--- start TEXT BLOCK ---

The Shannah (Book of Mysteries – Day 3)

“Shannah” is the term for a “year” in the holy language…it means to repeat…or to change.

This double meaning is the challenge put in front of us each moment, each day, each week, each month, and each year.

Will this next time be like the last?  Will we repeat what we have done before?

God makes all things new so we have the opportunity to fall into the lines of habit and choose that the next time will be like the last time.  We are creature of habit and this is the worldly way to go.  All animals, for instance, operate in instincts that compel them to repeat the habits of their lives.  They are doomed to this pattern for their whole lives.  God has provided us with the truth that is we are not instinctual beings…we can choose to change the patterns by which we live.  In fact, that is the great calling of our relationships with Jesus.  To be born new, or to be born again, is to NOT repeat that patterns that trapped us in the sinful life that we have led to that point.

Learning is defined as the relatively permanent change in behavior as a result of experience.  This is a very technical and rather unglamorous definition, but it gets to the point.  Things happen to us, we are exposed to experiences such as reading, events in our lives, conversations, books we read, news we hear.  These have the capacity to change us, to compell us to question our assumptions and to consider changing our thoughts and minds about the world.

Instinct to Learn

In my courses on Developmental Psychology, I often state that humans have no more instincts save one.  That instinct is to learn. Right from the first instances of our lives, our nervous systems begin to gather information.  The spirit of our souls enter our flesh and we begin to learning process of entering into life.  We spend a lot of our time in formal aspects of education (school) but we spend a lot more time simply, and automatically, gathering information from our world.

In the same course of study we discuss schemas which can be thought of us our conceptions of ideas.  Expertise in any given area implies that the person’s scheme in that area is highly developed, adaptive, and effective.  So an expert in farming has a very complex and useful schema related to “farming”.

--- end TEXT BLOCK ---
--- start DATASET RECORDS ---

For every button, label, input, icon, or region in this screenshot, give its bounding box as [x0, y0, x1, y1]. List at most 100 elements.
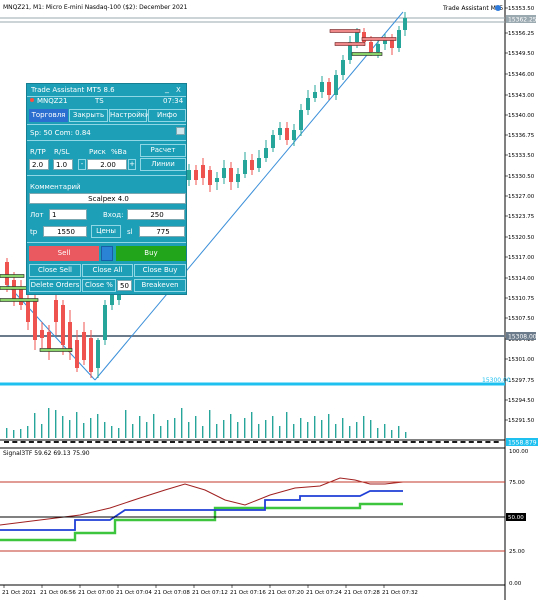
tab-info[interactable]: Инфо — [148, 109, 186, 122]
minimize-button[interactable]: _ — [165, 84, 169, 93]
panel-title: Trade Assistant MT5 8.6 — [31, 86, 115, 94]
session-marker — [128, 441, 134, 443]
order-marker[interactable] — [39, 348, 73, 352]
price-axis-label: 15317.00 — [508, 255, 535, 261]
comment-label: Комментарий — [30, 183, 81, 191]
order-marker[interactable] — [0, 274, 25, 278]
delete-orders-button[interactable]: Delete Orders — [29, 279, 81, 292]
session-marker — [443, 441, 449, 443]
panel-titlebar[interactable]: Trade Assistant MT5 8.6 _ X — [27, 84, 186, 96]
session-marker — [460, 441, 466, 443]
session-marker — [219, 441, 225, 443]
sl-input[interactable]: 775 — [139, 226, 185, 237]
volume-bar — [97, 414, 99, 438]
close-all-button[interactable]: Close All — [82, 264, 133, 277]
order-marker[interactable] — [351, 52, 383, 56]
buy-button[interactable]: Buy — [116, 246, 186, 261]
volume-bar — [251, 412, 253, 438]
lot-input[interactable]: 1 — [49, 209, 87, 220]
volume-bar — [202, 426, 204, 438]
candle-body — [96, 340, 100, 368]
candle-body — [75, 340, 79, 368]
trade-assistant-panel[interactable]: Trade Assistant MT5 8.6 _ X MNQZ21 TS 07… — [26, 83, 187, 295]
tab-settings[interactable]: Настройки — [109, 109, 150, 122]
close-sell-button[interactable]: Close Sell — [29, 264, 81, 277]
rtp-input[interactable]: 2.0 — [29, 159, 49, 170]
time-axis-label: 21 Oct 06:56 — [40, 590, 76, 596]
close-percent-input[interactable]: 50 — [117, 280, 132, 291]
session-marker — [261, 441, 267, 443]
candle-body — [348, 42, 352, 60]
comment-input[interactable]: Scalpex 4.0 — [29, 193, 186, 204]
session-marker — [203, 441, 209, 443]
session-marker — [120, 441, 126, 443]
volume-bar — [244, 418, 246, 438]
price-axis-label: 15310.75 — [508, 296, 535, 302]
volume-bar — [405, 432, 407, 438]
tp-input[interactable]: 1550 — [43, 226, 87, 237]
volume-bar — [6, 428, 8, 438]
price-axis-label: 15333.50 — [508, 153, 535, 159]
order-marker[interactable] — [329, 29, 361, 33]
volume-bar — [272, 416, 274, 438]
trendline-down[interactable] — [4, 281, 96, 381]
level-50-tag — [506, 513, 526, 521]
session-marker — [178, 441, 184, 443]
mode-label: TS — [95, 97, 104, 105]
session-marker — [410, 441, 416, 443]
candle-body — [390, 40, 394, 48]
session-marker — [344, 441, 350, 443]
close-buy-button[interactable]: Close Buy — [134, 264, 186, 277]
price-axis-label: 15340.00 — [508, 113, 535, 119]
camera-icon[interactable] — [176, 127, 185, 135]
session-marker — [78, 441, 84, 443]
session-marker — [12, 441, 18, 443]
lot-calc-button[interactable]: Расчет лота — [140, 144, 186, 165]
candle-body — [362, 32, 366, 42]
session-marker — [360, 441, 366, 443]
price-axis-label: 15343.00 — [508, 93, 535, 99]
candle-body — [103, 305, 107, 340]
candle-body — [187, 170, 191, 180]
candle-body — [278, 128, 282, 135]
session-marker — [194, 441, 200, 443]
candle-body — [201, 165, 205, 178]
order-marker[interactable] — [334, 42, 366, 46]
session-marker — [336, 441, 341, 443]
lines-button[interactable]: Линии — [140, 158, 186, 171]
risk-minus-button[interactable]: - — [78, 159, 86, 170]
entry-input[interactable]: 250 — [127, 209, 185, 220]
close-percent-button[interactable]: Close % — [82, 279, 116, 292]
price-axis-label: 15301.00 — [508, 357, 535, 363]
tab-close[interactable]: Закрыть — [69, 109, 108, 122]
price-axis-label: 15327.00 — [508, 194, 535, 200]
risk-plus-button[interactable]: + — [128, 159, 136, 170]
session-marker — [485, 441, 491, 443]
time-axis-label: 21 Oct 2021 — [2, 590, 36, 596]
rsl-input[interactable]: 1.0 — [53, 159, 73, 170]
close-icon[interactable]: X — [176, 86, 181, 94]
tab-trading[interactable]: Торговля — [29, 109, 68, 122]
prices-button[interactable]: Цены — [91, 225, 121, 238]
breakeven-button[interactable]: Breakeven — [134, 279, 186, 292]
order-marker[interactable] — [0, 298, 39, 302]
session-marker — [53, 441, 59, 443]
volume-bar — [104, 422, 106, 438]
trendline-up[interactable] — [94, 11, 404, 381]
mode-toggle-button[interactable] — [101, 246, 113, 261]
candle-body — [215, 178, 219, 182]
order-marker[interactable] — [361, 37, 397, 41]
time-axis-label: 21 Oct 07:28 — [344, 590, 380, 596]
risk-input[interactable]: 2.00 — [87, 159, 127, 170]
price-axis-label: 15320.50 — [508, 235, 535, 241]
session-marker — [111, 441, 117, 443]
indicator-axis-label: 0.00 — [509, 581, 522, 587]
ea-smile-icon — [495, 5, 501, 11]
volume-bar — [188, 422, 190, 438]
candle-body — [327, 82, 331, 95]
sell-button[interactable]: Sell — [29, 246, 99, 261]
volume-bar — [342, 418, 344, 438]
candle-body — [334, 75, 338, 95]
session-marker — [327, 441, 333, 443]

--- end DATASET RECORDS ---

- **TO BE DONE**: From the Shannah reflection above, extract the stretch from "This double meaning" through "to that point." word for word.

- **THE RESPONSE**:
This double meaning is the challenge put in front of us each moment, each day, each week, each month, and each year.

Will this next time be like the last?  Will we repeat what we have done before?

God makes all things new so we have the opportunity to fall into the lines of habit and choose that the next time will be like the last time.  We are creature of habit and this is the worldly way to go.  All animals, for instance, operate in instincts that compel them to repeat the habits of their lives.  They are doomed to this pattern for their whole lives.  God has provided us with the truth that is we are not instinctual beings…we can choose to change the patterns by which we live.  In fact, that is the great calling of our relationships with Jesus.  To be born new, or to be born again, is to NOT repeat that patterns that trapped us in the sinful life that we have led to that point.